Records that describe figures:

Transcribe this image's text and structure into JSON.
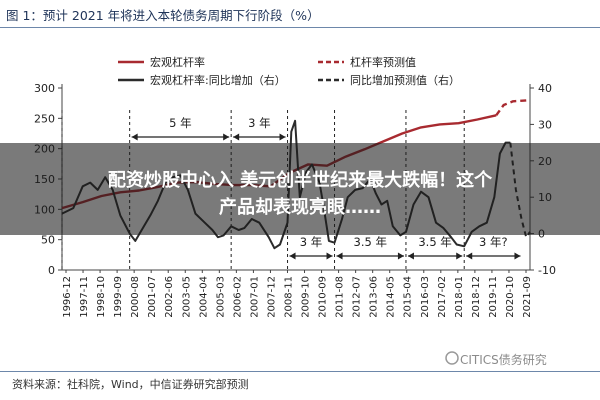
{
  "figure": {
    "title": "图 1：预计 2021 年将进入本轮债务周期下行阶段（%）",
    "source": "资料来源：社科院，Wind，中信证券研究部预测",
    "watermark": "CITICS债务研究",
    "colors": {
      "leverage": "#a82a30",
      "change": "#2b2b2b",
      "band": "#1a1a1a"
    }
  },
  "overlay": {
    "headline_line1": "配资炒股中心入 美元创半世纪来最大跌幅！这个",
    "headline_line2": "产品却表现亮眼……"
  },
  "chart_data": {
    "type": "line",
    "title": "",
    "x_tick_labels": [
      "1996-12",
      "1997-11",
      "1998-10",
      "1999-09",
      "2000-08",
      "2001-07",
      "2002-06",
      "2003-05",
      "2004-04",
      "2005-03",
      "2006-02",
      "2007-01",
      "2007-12",
      "2008-11",
      "2009-10",
      "2010-09",
      "2011-08",
      "2012-07",
      "2013-06",
      "2014-05",
      "2015-04",
      "2016-03",
      "2017-02",
      "2018-01",
      "2018-12",
      "2019-11",
      "2020-10",
      "2021-09"
    ],
    "y_left": {
      "ticks": [
        0,
        50,
        100,
        150,
        200,
        250,
        300
      ],
      "range": [
        0,
        300
      ]
    },
    "y_right": {
      "ticks": [
        -10,
        0,
        10,
        20,
        30,
        40
      ],
      "range": [
        -10,
        40
      ]
    },
    "legend": {
      "placement": "top",
      "entries": [
        {
          "key": "leverage",
          "label": "宏观杠杆率",
          "style": "solid",
          "color": "#a82a30"
        },
        {
          "key": "leverage_forecast",
          "label": "杠杆率预测值",
          "style": "dashed",
          "color": "#a82a30"
        },
        {
          "key": "change",
          "label": "宏观杠杆率:同比增加（右）",
          "style": "solid",
          "color": "#2b2b2b"
        },
        {
          "key": "change_forecast",
          "label": "同比增加预测值（右）",
          "style": "dashed",
          "color": "#2b2b2b"
        }
      ]
    },
    "series": [
      {
        "key": "leverage",
        "name": "宏观杠杆率",
        "axis": "left",
        "points": [
          [
            1996.9,
            102
          ],
          [
            1998.0,
            112
          ],
          [
            1999.0,
            122
          ],
          [
            2000.0,
            128
          ],
          [
            2001.0,
            131
          ],
          [
            2002.0,
            137
          ],
          [
            2003.0,
            144
          ],
          [
            2004.0,
            145
          ],
          [
            2005.0,
            142
          ],
          [
            2006.0,
            140
          ],
          [
            2007.0,
            140
          ],
          [
            2008.0,
            138
          ],
          [
            2009.0,
            160
          ],
          [
            2010.0,
            174
          ],
          [
            2011.0,
            172
          ],
          [
            2012.0,
            187
          ],
          [
            2013.0,
            199
          ],
          [
            2014.0,
            212
          ],
          [
            2015.0,
            225
          ],
          [
            2016.0,
            235
          ],
          [
            2017.0,
            240
          ],
          [
            2018.0,
            242
          ],
          [
            2019.0,
            248
          ],
          [
            2020.0,
            255
          ]
        ]
      },
      {
        "key": "leverage_forecast",
        "name": "杠杆率预测值",
        "axis": "left",
        "points": [
          [
            2020.0,
            255
          ],
          [
            2020.4,
            272
          ],
          [
            2020.9,
            278
          ],
          [
            2021.4,
            279
          ],
          [
            2021.8,
            280
          ]
        ]
      },
      {
        "key": "change",
        "name": "宏观杠杆率:同比增加",
        "axis": "right",
        "points": [
          [
            1996.9,
            5.5
          ],
          [
            1997.5,
            7
          ],
          [
            1998.0,
            13
          ],
          [
            1998.4,
            14
          ],
          [
            1998.8,
            12
          ],
          [
            1999.2,
            15.5
          ],
          [
            1999.6,
            12
          ],
          [
            2000.0,
            5
          ],
          [
            2000.5,
            0
          ],
          [
            2000.8,
            -2
          ],
          [
            2001.2,
            1.5
          ],
          [
            2001.6,
            5
          ],
          [
            2002.0,
            9
          ],
          [
            2002.4,
            14
          ],
          [
            2002.8,
            15.5
          ],
          [
            2003.2,
            16
          ],
          [
            2003.6,
            12
          ],
          [
            2004.0,
            5.5
          ],
          [
            2004.5,
            3
          ],
          [
            2004.9,
            1
          ],
          [
            2005.2,
            -1
          ],
          [
            2005.5,
            -0.5
          ],
          [
            2005.9,
            2
          ],
          [
            2006.3,
            1
          ],
          [
            2006.6,
            1.5
          ],
          [
            2007.0,
            4
          ],
          [
            2007.4,
            3
          ],
          [
            2007.9,
            -1
          ],
          [
            2008.2,
            -4
          ],
          [
            2008.5,
            -3
          ],
          [
            2008.9,
            3
          ],
          [
            2009.1,
            28
          ],
          [
            2009.3,
            31
          ],
          [
            2009.55,
            10
          ],
          [
            2009.9,
            17
          ],
          [
            2010.2,
            19
          ],
          [
            2010.6,
            14
          ],
          [
            2010.8,
            8
          ],
          [
            2011.1,
            -2
          ],
          [
            2011.4,
            -2.5
          ],
          [
            2011.8,
            4
          ],
          [
            2012.1,
            10
          ],
          [
            2012.5,
            12
          ],
          [
            2012.9,
            12.5
          ],
          [
            2013.3,
            15
          ],
          [
            2013.6,
            11
          ],
          [
            2013.9,
            8
          ],
          [
            2014.2,
            9
          ],
          [
            2014.5,
            2
          ],
          [
            2014.9,
            -0.5
          ],
          [
            2015.2,
            0.5
          ],
          [
            2015.6,
            8
          ],
          [
            2016.0,
            11.5
          ],
          [
            2016.4,
            10
          ],
          [
            2016.8,
            3
          ],
          [
            2017.2,
            1.5
          ],
          [
            2017.6,
            -1
          ],
          [
            2017.9,
            -3
          ],
          [
            2018.3,
            -3.5
          ],
          [
            2018.7,
            0.5
          ],
          [
            2019.1,
            2
          ],
          [
            2019.5,
            3
          ],
          [
            2019.9,
            10
          ],
          [
            2020.2,
            22
          ],
          [
            2020.5,
            25
          ],
          [
            2020.75,
            25
          ]
        ]
      },
      {
        "key": "change_forecast",
        "name": "同比增加预测值",
        "axis": "right",
        "points": [
          [
            2020.75,
            25
          ],
          [
            2021.05,
            12
          ],
          [
            2021.35,
            4
          ],
          [
            2021.6,
            -1
          ],
          [
            2021.8,
            0.5
          ]
        ]
      }
    ],
    "vlines": [
      1996.9,
      2000.5,
      2005.9,
      2008.9,
      2011.4,
      2015.2,
      2018.3
    ],
    "annotations": [
      {
        "text": "5 年",
        "from": 2000.5,
        "to": 2005.9,
        "level": "upper"
      },
      {
        "text": "3 年",
        "from": 2005.9,
        "to": 2008.9,
        "level": "upper"
      },
      {
        "text": "3 年",
        "from": 2008.9,
        "to": 2011.4,
        "level": "lower"
      },
      {
        "text": "3.5 年",
        "from": 2011.4,
        "to": 2015.2,
        "level": "lower"
      },
      {
        "text": "3.5 年",
        "from": 2015.2,
        "to": 2018.3,
        "level": "lower"
      },
      {
        "text": "3 年?",
        "from": 2018.3,
        "to": 2021.4,
        "level": "lower"
      }
    ]
  }
}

§ Written request: Output the material word for word, omitting its pictures.

§ Result of this task:
Transcribe this image's text and structure into JSON.
{
  "figure": {
    "title": "图 1：预计 2021 年将进入本轮债务周期下行阶段（%）",
    "source": "资料来源：社科院，Wind，中信证券研究部预测",
    "watermark": "CITICS债务研究",
    "colors": {
      "leverage": "#a82a30",
      "change": "#2b2b2b",
      "band": "#1a1a1a"
    }
  },
  "overlay": {
    "headline_line1": "配资炒股中心入 美元创半世纪来最大跌幅！这个",
    "headline_line2": "产品却表现亮眼……"
  },
  "chart_data": {
    "type": "line",
    "title": "",
    "x_tick_labels": [
      "1996-12",
      "1997-11",
      "1998-10",
      "1999-09",
      "2000-08",
      "2001-07",
      "2002-06",
      "2003-05",
      "2004-04",
      "2005-03",
      "2006-02",
      "2007-01",
      "2007-12",
      "2008-11",
      "2009-10",
      "2010-09",
      "2011-08",
      "2012-07",
      "2013-06",
      "2014-05",
      "2015-04",
      "2016-03",
      "2017-02",
      "2018-01",
      "2018-12",
      "2019-11",
      "2020-10",
      "2021-09"
    ],
    "y_left": {
      "ticks": [
        0,
        50,
        100,
        150,
        200,
        250,
        300
      ],
      "range": [
        0,
        300
      ]
    },
    "y_right": {
      "ticks": [
        -10,
        0,
        10,
        20,
        30,
        40
      ],
      "range": [
        -10,
        40
      ]
    },
    "legend": {
      "placement": "top",
      "entries": [
        {
          "key": "leverage",
          "label": "宏观杠杆率",
          "style": "solid",
          "color": "#a82a30"
        },
        {
          "key": "leverage_forecast",
          "label": "杠杆率预测值",
          "style": "dashed",
          "color": "#a82a30"
        },
        {
          "key": "change",
          "label": "宏观杠杆率:同比增加（右）",
          "style": "solid",
          "color": "#2b2b2b"
        },
        {
          "key": "change_forecast",
          "label": "同比增加预测值（右）",
          "style": "dashed",
          "color": "#2b2b2b"
        }
      ]
    },
    "series": [
      {
        "key": "leverage",
        "name": "宏观杠杆率",
        "axis": "left",
        "points": [
          [
            1996.9,
            102
          ],
          [
            1998.0,
            112
          ],
          [
            1999.0,
            122
          ],
          [
            2000.0,
            128
          ],
          [
            2001.0,
            131
          ],
          [
            2002.0,
            137
          ],
          [
            2003.0,
            144
          ],
          [
            2004.0,
            145
          ],
          [
            2005.0,
            142
          ],
          [
            2006.0,
            140
          ],
          [
            2007.0,
            140
          ],
          [
            2008.0,
            138
          ],
          [
            2009.0,
            160
          ],
          [
            2010.0,
            174
          ],
          [
            2011.0,
            172
          ],
          [
            2012.0,
            187
          ],
          [
            2013.0,
            199
          ],
          [
            2014.0,
            212
          ],
          [
            2015.0,
            225
          ],
          [
            2016.0,
            235
          ],
          [
            2017.0,
            240
          ],
          [
            2018.0,
            242
          ],
          [
            2019.0,
            248
          ],
          [
            2020.0,
            255
          ]
        ]
      },
      {
        "key": "leverage_forecast",
        "name": "杠杆率预测值",
        "axis": "left",
        "points": [
          [
            2020.0,
            255
          ],
          [
            2020.4,
            272
          ],
          [
            2020.9,
            278
          ],
          [
            2021.4,
            279
          ],
          [
            2021.8,
            280
          ]
        ]
      },
      {
        "key": "change",
        "name": "宏观杠杆率:同比增加",
        "axis": "right",
        "points": [
          [
            1996.9,
            5.5
          ],
          [
            1997.5,
            7
          ],
          [
            1998.0,
            13
          ],
          [
            1998.4,
            14
          ],
          [
            1998.8,
            12
          ],
          [
            1999.2,
            15.5
          ],
          [
            1999.6,
            12
          ],
          [
            2000.0,
            5
          ],
          [
            2000.5,
            0
          ],
          [
            2000.8,
            -2
          ],
          [
            2001.2,
            1.5
          ],
          [
            2001.6,
            5
          ],
          [
            2002.0,
            9
          ],
          [
            2002.4,
            14
          ],
          [
            2002.8,
            15.5
          ],
          [
            2003.2,
            16
          ],
          [
            2003.6,
            12
          ],
          [
            2004.0,
            5.5
          ],
          [
            2004.5,
            3
          ],
          [
            2004.9,
            1
          ],
          [
            2005.2,
            -1
          ],
          [
            2005.5,
            -0.5
          ],
          [
            2005.9,
            2
          ],
          [
            2006.3,
            1
          ],
          [
            2006.6,
            1.5
          ],
          [
            2007.0,
            4
          ],
          [
            2007.4,
            3
          ],
          [
            2007.9,
            -1
          ],
          [
            2008.2,
            -4
          ],
          [
            2008.5,
            -3
          ],
          [
            2008.9,
            3
          ],
          [
            2009.1,
            28
          ],
          [
            2009.3,
            31
          ],
          [
            2009.55,
            10
          ],
          [
            2009.9,
            17
          ],
          [
            2010.2,
            19
          ],
          [
            2010.6,
            14
          ],
          [
            2010.8,
            8
          ],
          [
            2011.1,
            -2
          ],
          [
            2011.4,
            -2.5
          ],
          [
            2011.8,
            4
          ],
          [
            2012.1,
            10
          ],
          [
            2012.5,
            12
          ],
          [
            2012.9,
            12.5
          ],
          [
            2013.3,
            15
          ],
          [
            2013.6,
            11
          ],
          [
            2013.9,
            8
          ],
          [
            2014.2,
            9
          ],
          [
            2014.5,
            2
          ],
          [
            2014.9,
            -0.5
          ],
          [
            2015.2,
            0.5
          ],
          [
            2015.6,
            8
          ],
          [
            2016.0,
            11.5
          ],
          [
            2016.4,
            10
          ],
          [
            2016.8,
            3
          ],
          [
            2017.2,
            1.5
          ],
          [
            2017.6,
            -1
          ],
          [
            2017.9,
            -3
          ],
          [
            2018.3,
            -3.5
          ],
          [
            2018.7,
            0.5
          ],
          [
            2019.1,
            2
          ],
          [
            2019.5,
            3
          ],
          [
            2019.9,
            10
          ],
          [
            2020.2,
            22
          ],
          [
            2020.5,
            25
          ],
          [
            2020.75,
            25
          ]
        ]
      },
      {
        "key": "change_forecast",
        "name": "同比增加预测值",
        "axis": "right",
        "points": [
          [
            2020.75,
            25
          ],
          [
            2021.05,
            12
          ],
          [
            2021.35,
            4
          ],
          [
            2021.6,
            -1
          ],
          [
            2021.8,
            0.5
          ]
        ]
      }
    ],
    "vlines": [
      1996.9,
      2000.5,
      2005.9,
      2008.9,
      2011.4,
      2015.2,
      2018.3
    ],
    "annotations": [
      {
        "text": "5 年",
        "from": 2000.5,
        "to": 2005.9,
        "level": "upper"
      },
      {
        "text": "3 年",
        "from": 2005.9,
        "to": 2008.9,
        "level": "upper"
      },
      {
        "text": "3 年",
        "from": 2008.9,
        "to": 2011.4,
        "level": "lower"
      },
      {
        "text": "3.5 年",
        "from": 2011.4,
        "to": 2015.2,
        "level": "lower"
      },
      {
        "text": "3.5 年",
        "from": 2015.2,
        "to": 2018.3,
        "level": "lower"
      },
      {
        "text": "3 年?",
        "from": 2018.3,
        "to": 2021.4,
        "level": "lower"
      }
    ]
  }
}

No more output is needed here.